## Task prompt
Reproduce every entry in the listing without alteration.

━━ Information shown

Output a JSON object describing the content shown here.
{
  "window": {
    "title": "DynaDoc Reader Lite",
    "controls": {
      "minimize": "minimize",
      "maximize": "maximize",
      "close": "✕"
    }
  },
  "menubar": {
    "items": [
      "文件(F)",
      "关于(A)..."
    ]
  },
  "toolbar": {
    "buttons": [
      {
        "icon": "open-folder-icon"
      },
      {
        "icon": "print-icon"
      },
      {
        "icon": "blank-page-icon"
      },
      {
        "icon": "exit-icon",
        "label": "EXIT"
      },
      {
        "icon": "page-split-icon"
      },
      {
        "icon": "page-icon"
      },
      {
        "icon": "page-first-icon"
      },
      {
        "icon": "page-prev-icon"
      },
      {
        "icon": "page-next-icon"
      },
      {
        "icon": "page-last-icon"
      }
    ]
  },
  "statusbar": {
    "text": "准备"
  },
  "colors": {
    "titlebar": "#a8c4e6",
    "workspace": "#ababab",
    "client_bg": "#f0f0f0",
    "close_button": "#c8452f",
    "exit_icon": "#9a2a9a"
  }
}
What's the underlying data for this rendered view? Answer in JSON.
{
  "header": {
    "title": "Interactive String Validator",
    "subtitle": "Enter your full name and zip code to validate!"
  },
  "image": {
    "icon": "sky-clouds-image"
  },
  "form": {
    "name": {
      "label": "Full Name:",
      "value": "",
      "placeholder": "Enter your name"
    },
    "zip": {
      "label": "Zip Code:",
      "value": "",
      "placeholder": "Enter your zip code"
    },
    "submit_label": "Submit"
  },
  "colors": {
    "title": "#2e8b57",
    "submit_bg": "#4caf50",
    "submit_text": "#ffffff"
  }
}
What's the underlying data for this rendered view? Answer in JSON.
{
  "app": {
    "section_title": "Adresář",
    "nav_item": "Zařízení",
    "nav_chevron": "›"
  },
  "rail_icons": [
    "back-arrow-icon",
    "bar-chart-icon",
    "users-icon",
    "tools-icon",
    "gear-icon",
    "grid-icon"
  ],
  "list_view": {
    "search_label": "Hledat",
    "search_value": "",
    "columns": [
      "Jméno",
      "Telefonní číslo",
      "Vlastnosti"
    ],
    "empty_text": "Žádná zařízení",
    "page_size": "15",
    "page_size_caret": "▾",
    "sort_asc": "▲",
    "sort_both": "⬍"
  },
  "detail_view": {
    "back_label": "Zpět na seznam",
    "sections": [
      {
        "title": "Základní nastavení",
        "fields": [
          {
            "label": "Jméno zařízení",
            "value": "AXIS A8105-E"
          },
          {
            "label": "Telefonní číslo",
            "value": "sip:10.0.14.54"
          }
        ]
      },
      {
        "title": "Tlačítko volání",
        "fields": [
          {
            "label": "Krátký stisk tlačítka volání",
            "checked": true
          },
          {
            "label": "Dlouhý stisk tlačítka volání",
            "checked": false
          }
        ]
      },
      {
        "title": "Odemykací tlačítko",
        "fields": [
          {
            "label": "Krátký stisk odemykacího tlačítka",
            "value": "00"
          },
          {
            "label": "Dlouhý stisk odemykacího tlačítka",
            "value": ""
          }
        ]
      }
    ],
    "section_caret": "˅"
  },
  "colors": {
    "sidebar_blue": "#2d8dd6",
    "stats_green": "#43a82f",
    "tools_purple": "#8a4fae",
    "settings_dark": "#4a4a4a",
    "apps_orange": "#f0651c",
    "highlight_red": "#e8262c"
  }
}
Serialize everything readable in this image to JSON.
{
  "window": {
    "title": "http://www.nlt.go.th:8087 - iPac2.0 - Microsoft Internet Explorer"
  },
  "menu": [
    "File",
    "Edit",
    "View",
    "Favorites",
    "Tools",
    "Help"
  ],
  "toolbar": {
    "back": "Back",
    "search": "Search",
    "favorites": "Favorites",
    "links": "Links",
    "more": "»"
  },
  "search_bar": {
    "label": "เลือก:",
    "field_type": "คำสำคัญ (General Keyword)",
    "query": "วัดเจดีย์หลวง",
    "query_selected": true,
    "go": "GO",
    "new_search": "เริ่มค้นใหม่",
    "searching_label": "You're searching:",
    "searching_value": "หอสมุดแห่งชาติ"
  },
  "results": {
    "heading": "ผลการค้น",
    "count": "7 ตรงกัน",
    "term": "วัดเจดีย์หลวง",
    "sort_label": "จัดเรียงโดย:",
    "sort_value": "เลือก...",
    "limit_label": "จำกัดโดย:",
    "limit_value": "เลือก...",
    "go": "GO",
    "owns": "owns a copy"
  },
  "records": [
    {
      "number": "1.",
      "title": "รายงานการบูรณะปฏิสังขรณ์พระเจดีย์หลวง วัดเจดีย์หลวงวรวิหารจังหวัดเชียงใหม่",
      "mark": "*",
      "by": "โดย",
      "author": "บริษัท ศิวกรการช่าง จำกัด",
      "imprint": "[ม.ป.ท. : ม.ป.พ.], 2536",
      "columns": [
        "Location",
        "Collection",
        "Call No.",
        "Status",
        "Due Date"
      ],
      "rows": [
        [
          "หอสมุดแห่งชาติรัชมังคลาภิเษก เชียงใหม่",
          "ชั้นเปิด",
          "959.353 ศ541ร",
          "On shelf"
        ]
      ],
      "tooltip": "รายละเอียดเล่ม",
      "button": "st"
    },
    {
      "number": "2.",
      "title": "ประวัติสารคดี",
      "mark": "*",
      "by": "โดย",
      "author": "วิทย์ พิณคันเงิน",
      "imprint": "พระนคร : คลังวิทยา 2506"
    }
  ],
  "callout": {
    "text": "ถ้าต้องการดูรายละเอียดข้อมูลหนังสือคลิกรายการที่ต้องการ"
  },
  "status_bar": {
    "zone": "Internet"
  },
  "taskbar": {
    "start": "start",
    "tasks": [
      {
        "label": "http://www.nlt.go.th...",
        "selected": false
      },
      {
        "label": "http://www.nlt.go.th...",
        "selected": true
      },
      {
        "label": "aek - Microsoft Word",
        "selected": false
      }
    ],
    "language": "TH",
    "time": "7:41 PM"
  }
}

━━━━

## Expected answer
Output a JSON object describing the content shown here.
{
  "window": {
    "title": "DynaDoc Reader Lite",
    "controls": {
      "minimize": "minimize",
      "maximize": "maximize",
      "close": "✕"
    }
  },
  "menubar": {
    "items": [
      "文件(F)",
      "关于(A)..."
    ]
  },
  "toolbar": {
    "buttons": [
      {
        "icon": "open-folder-icon"
      },
      {
        "icon": "print-icon"
      },
      {
        "icon": "blank-page-icon"
      },
      {
        "icon": "exit-icon",
        "label": "EXIT"
      },
      {
        "icon": "page-split-icon"
      },
      {
        "icon": "page-icon"
      },
      {
        "icon": "page-first-icon"
      },
      {
        "icon": "page-prev-icon"
      },
      {
        "icon": "page-next-icon"
      },
      {
        "icon": "page-last-icon"
      }
    ]
  },
  "statusbar": {
    "text": "准备"
  },
  "colors": {
    "titlebar": "#a8c4e6",
    "workspace": "#ababab",
    "client_bg": "#f0f0f0",
    "close_button": "#c8452f",
    "exit_icon": "#9a2a9a"
  }
}
What's the underlying data for this rendered view? Answer in JSON.
{
  "header": {
    "title": "Interactive String Validator",
    "subtitle": "Enter your full name and zip code to validate!"
  },
  "image": {
    "icon": "sky-clouds-image"
  },
  "form": {
    "name": {
      "label": "Full Name:",
      "value": "",
      "placeholder": "Enter your name"
    },
    "zip": {
      "label": "Zip Code:",
      "value": "",
      "placeholder": "Enter your zip code"
    },
    "submit_label": "Submit"
  },
  "colors": {
    "title": "#2e8b57",
    "submit_bg": "#4caf50",
    "submit_text": "#ffffff"
  }
}
What's the underlying data for this rendered view? Answer in JSON.
{
  "app": {
    "section_title": "Adresář",
    "nav_item": "Zařízení",
    "nav_chevron": "›"
  },
  "rail_icons": [
    "back-arrow-icon",
    "bar-chart-icon",
    "users-icon",
    "tools-icon",
    "gear-icon",
    "grid-icon"
  ],
  "list_view": {
    "search_label": "Hledat",
    "search_value": "",
    "columns": [
      "Jméno",
      "Telefonní číslo",
      "Vlastnosti"
    ],
    "empty_text": "Žádná zařízení",
    "page_size": "15",
    "page_size_caret": "▾",
    "sort_asc": "▲",
    "sort_both": "⬍"
  },
  "detail_view": {
    "back_label": "Zpět na seznam",
    "sections": [
      {
        "title": "Základní nastavení",
        "fields": [
          {
            "label": "Jméno zařízení",
            "value": "AXIS A8105-E"
          },
          {
            "label": "Telefonní číslo",
            "value": "sip:10.0.14.54"
          }
        ]
      },
      {
        "title": "Tlačítko volání",
        "fields": [
          {
            "label": "Krátký stisk tlačítka volání",
            "checked": true
          },
          {
            "label": "Dlouhý stisk tlačítka volání",
            "checked": false
          }
        ]
      },
      {
        "title": "Odemykací tlačítko",
        "fields": [
          {
            "label": "Krátký stisk odemykacího tlačítka",
            "value": "00"
          },
          {
            "label": "Dlouhý stisk odemykacího tlačítka",
            "value": ""
          }
        ]
      }
    ],
    "section_caret": "˅"
  },
  "colors": {
    "sidebar_blue": "#2d8dd6",
    "stats_green": "#43a82f",
    "tools_purple": "#8a4fae",
    "settings_dark": "#4a4a4a",
    "apps_orange": "#f0651c",
    "highlight_red": "#e8262c"
  }
}
Serialize everything readable in this image to JSON.
{
  "window": {
    "title": "http://www.nlt.go.th:8087 - iPac2.0 - Microsoft Internet Explorer"
  },
  "menu": [
    "File",
    "Edit",
    "View",
    "Favorites",
    "Tools",
    "Help"
  ],
  "toolbar": {
    "back": "Back",
    "search": "Search",
    "favorites": "Favorites",
    "links": "Links",
    "more": "»"
  },
  "search_bar": {
    "label": "เลือก:",
    "field_type": "คำสำคัญ (General Keyword)",
    "query": "วัดเจดีย์หลวง",
    "query_selected": true,
    "go": "GO",
    "new_search": "เริ่มค้นใหม่",
    "searching_label": "You're searching:",
    "searching_value": "หอสมุดแห่งชาติ"
  },
  "results": {
    "heading": "ผลการค้น",
    "count": "7 ตรงกัน",
    "term": "วัดเจดีย์หลวง",
    "sort_label": "จัดเรียงโดย:",
    "sort_value": "เลือก...",
    "limit_label": "จำกัดโดย:",
    "limit_value": "เลือก...",
    "go": "GO",
    "owns": "owns a copy"
  },
  "records": [
    {
      "number": "1.",
      "title": "รายงานการบูรณะปฏิสังขรณ์พระเจดีย์หลวง วัดเจดีย์หลวงวรวิหารจังหวัดเชียงใหม่",
      "mark": "*",
      "by": "โดย",
      "author": "บริษัท ศิวกรการช่าง จำกัด",
      "imprint": "[ม.ป.ท. : ม.ป.พ.], 2536",
      "columns": [
        "Location",
        "Collection",
        "Call No.",
        "Status",
        "Due Date"
      ],
      "rows": [
        [
          "หอสมุดแห่งชาติรัชมังคลาภิเษก เชียงใหม่",
          "ชั้นเปิด",
          "959.353 ศ541ร",
          "On shelf"
        ]
      ],
      "tooltip": "รายละเอียดเล่ม",
      "button": "st"
    },
    {
      "number": "2.",
      "title": "ประวัติสารคดี",
      "mark": "*",
      "by": "โดย",
      "author": "วิทย์ พิณคันเงิน",
      "imprint": "พระนคร : คลังวิทยา 2506"
    }
  ],
  "callout": {
    "text": "ถ้าต้องการดูรายละเอียดข้อมูลหนังสือคลิกรายการที่ต้องการ"
  },
  "status_bar": {
    "zone": "Internet"
  },
  "taskbar": {
    "start": "start",
    "tasks": [
      {
        "label": "http://www.nlt.go.th...",
        "selected": false
      },
      {
        "label": "http://www.nlt.go.th...",
        "selected": true
      },
      {
        "label": "aek - Microsoft Word",
        "selected": false
      }
    ],
    "language": "TH",
    "time": "7:41 PM"
  }
}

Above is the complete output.